PROMPT - Select the lines of the records containing the word "Science" and list them.

= = = = = = =

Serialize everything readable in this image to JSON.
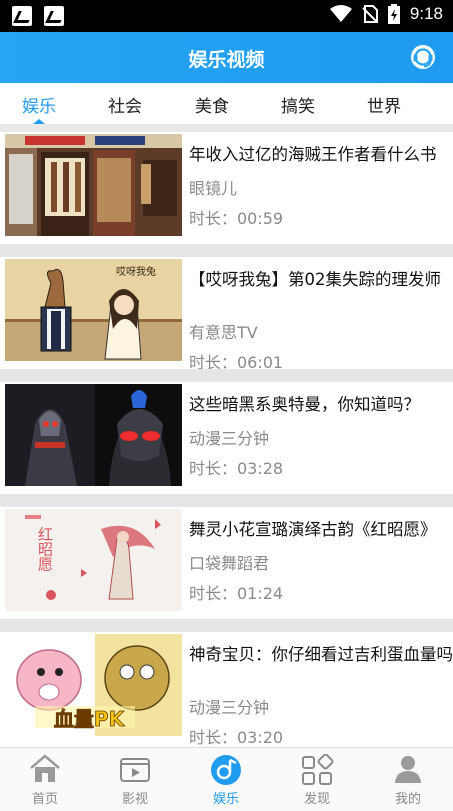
{
  "status_bar": {
    "time": "9:18",
    "icons": [
      "notification-icon",
      "notification-icon",
      "wifi-icon",
      "no-sim-icon",
      "battery-charging-icon"
    ]
  },
  "header": {
    "title": "娱乐视频",
    "service_icon": "customer-service-icon"
  },
  "tabs": [
    "娱乐",
    "社会",
    "美食",
    "搞笑",
    "世界"
  ],
  "active_tab": "娱乐",
  "videos": [
    {
      "title": "年收入过亿的海贼王作者看什么书",
      "channel": "眼镜儿",
      "duration": "时长：00:59"
    },
    {
      "title": "【哎呀我兔】第02集失踪的理发师",
      "channel": "有意思TV",
      "duration": "时长：06:01"
    },
    {
      "title": "这些暗黑系奥特曼，你知道吗？",
      "channel": "动漫三分钟",
      "duration": "时长：03:28"
    },
    {
      "title": "舞灵小花宣璐演绎古韵《红昭愿》",
      "channel": "口袋舞蹈君",
      "duration": "时长：01:24"
    },
    {
      "title": "神奇宝贝：你仔细看过吉利蛋血量吗",
      "channel": "动漫三分钟",
      "duration": "时长：03:20"
    }
  ],
  "thumb_text": {
    "v2_logo": "哎呀我兔",
    "v4_title": "红昭愿",
    "v5_caption": "血量PK"
  },
  "bottom_nav": [
    {
      "label": "首页",
      "icon": "home-icon"
    },
    {
      "label": "影视",
      "icon": "tv-icon"
    },
    {
      "label": "娱乐",
      "icon": "music-disc-icon"
    },
    {
      "label": "发现",
      "icon": "grid-icon"
    },
    {
      "label": "我的",
      "icon": "user-icon"
    }
  ],
  "colors": {
    "accent": "#1f9bf0",
    "header": "#27a5f2",
    "muted": "#8a8a8a"
  }
}
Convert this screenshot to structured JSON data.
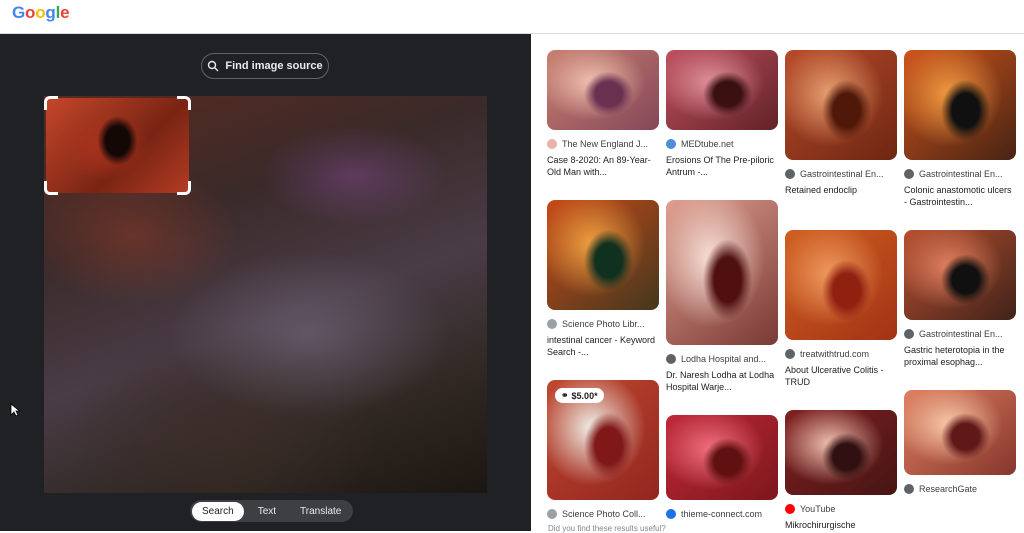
{
  "header": {
    "logo_letters": [
      "G",
      "o",
      "o",
      "g",
      "l",
      "e"
    ],
    "logo_colors": [
      "#4285f4",
      "#ea4335",
      "#fbbc05",
      "#4285f4",
      "#34a853",
      "#ea4335"
    ]
  },
  "lens": {
    "find_source_label": "Find image source",
    "modes": [
      {
        "label": "Search",
        "active": true
      },
      {
        "label": "Text",
        "active": false
      },
      {
        "label": "Translate",
        "active": false
      }
    ]
  },
  "results": [
    {
      "source": "The New England J...",
      "title": "Case 8-2020: An 89-Year-Old Man with...",
      "icon_color": "#e8b4a8",
      "thumb_height": 80,
      "colors": [
        "#c88070",
        "#f0c0b0",
        "#6a3050"
      ],
      "price": ""
    },
    {
      "source": "MEDtube.net",
      "title": "Erosions Of The Pre-piloric Antrum -...",
      "icon_color": "#4a90d9",
      "thumb_height": 80,
      "colors": [
        "#c05060",
        "#e0909a",
        "#3a1010"
      ],
      "price": ""
    },
    {
      "source": "Gastrointestinal En...",
      "title": "Retained endoclip",
      "icon_color": "#5f6368",
      "thumb_height": 110,
      "colors": [
        "#b84a2a",
        "#e8a070",
        "#501808"
      ],
      "price": ""
    },
    {
      "source": "Gastrointestinal En...",
      "title": "Colonic anastomotic ulcers - Gastrointestin...",
      "icon_color": "#5f6368",
      "thumb_height": 110,
      "colors": [
        "#d0541c",
        "#f09a40",
        "#101010"
      ],
      "price": ""
    },
    {
      "source": "Science Photo Libr...",
      "title": "intestinal cancer - Keyword Search -...",
      "icon_color": "#9aa0a6",
      "thumb_height": 110,
      "colors": [
        "#c84a18",
        "#f0a040",
        "#103020"
      ],
      "price": ""
    },
    {
      "source": "Lodha Hospital and...",
      "title": "Dr. Naresh Lodha at Lodha Hospital Warje...",
      "icon_color": "#5f6368",
      "thumb_height": 145,
      "colors": [
        "#e0a090",
        "#f8e0d8",
        "#501010"
      ],
      "price": ""
    },
    {
      "source": "treatwithtrud.com",
      "title": "About Ulcerative Colitis - TRUD",
      "icon_color": "#5f6368",
      "thumb_height": 110,
      "colors": [
        "#d06020",
        "#f09a60",
        "#902010"
      ],
      "price": ""
    },
    {
      "source": "Gastrointestinal En...",
      "title": "Gastric heterotopia in the proximal esophag...",
      "icon_color": "#5f6368",
      "thumb_height": 90,
      "colors": [
        "#b85030",
        "#e08060",
        "#101010"
      ],
      "price": ""
    },
    {
      "source": "Science Photo Coll...",
      "title": "",
      "icon_color": "#9aa0a6",
      "thumb_height": 120,
      "colors": [
        "#c04830",
        "#f0f0e8",
        "#801818"
      ],
      "price": "$5.00*"
    },
    {
      "source": "thieme-connect.com",
      "title": "",
      "icon_color": "#1a73e8",
      "thumb_height": 85,
      "colors": [
        "#c02838",
        "#f07080",
        "#601010"
      ],
      "price": ""
    },
    {
      "source": "YouTube",
      "title": "Mikrochirurgische Operation",
      "icon_color": "#ff0000",
      "thumb_height": 85,
      "colors": [
        "#802020",
        "#f0c0b0",
        "#301010"
      ],
      "price": ""
    },
    {
      "source": "ResearchGate",
      "title": "",
      "icon_color": "#5f6368",
      "thumb_height": 85,
      "colors": [
        "#e08060",
        "#f8c8a8",
        "#601818"
      ],
      "price": ""
    }
  ],
  "footer_hint": "Did you find these results useful?"
}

= = = = = = =

FULL OUTPUT -
      "source": "Science Photo Libr...",
      "source": "Science Photo Coll...",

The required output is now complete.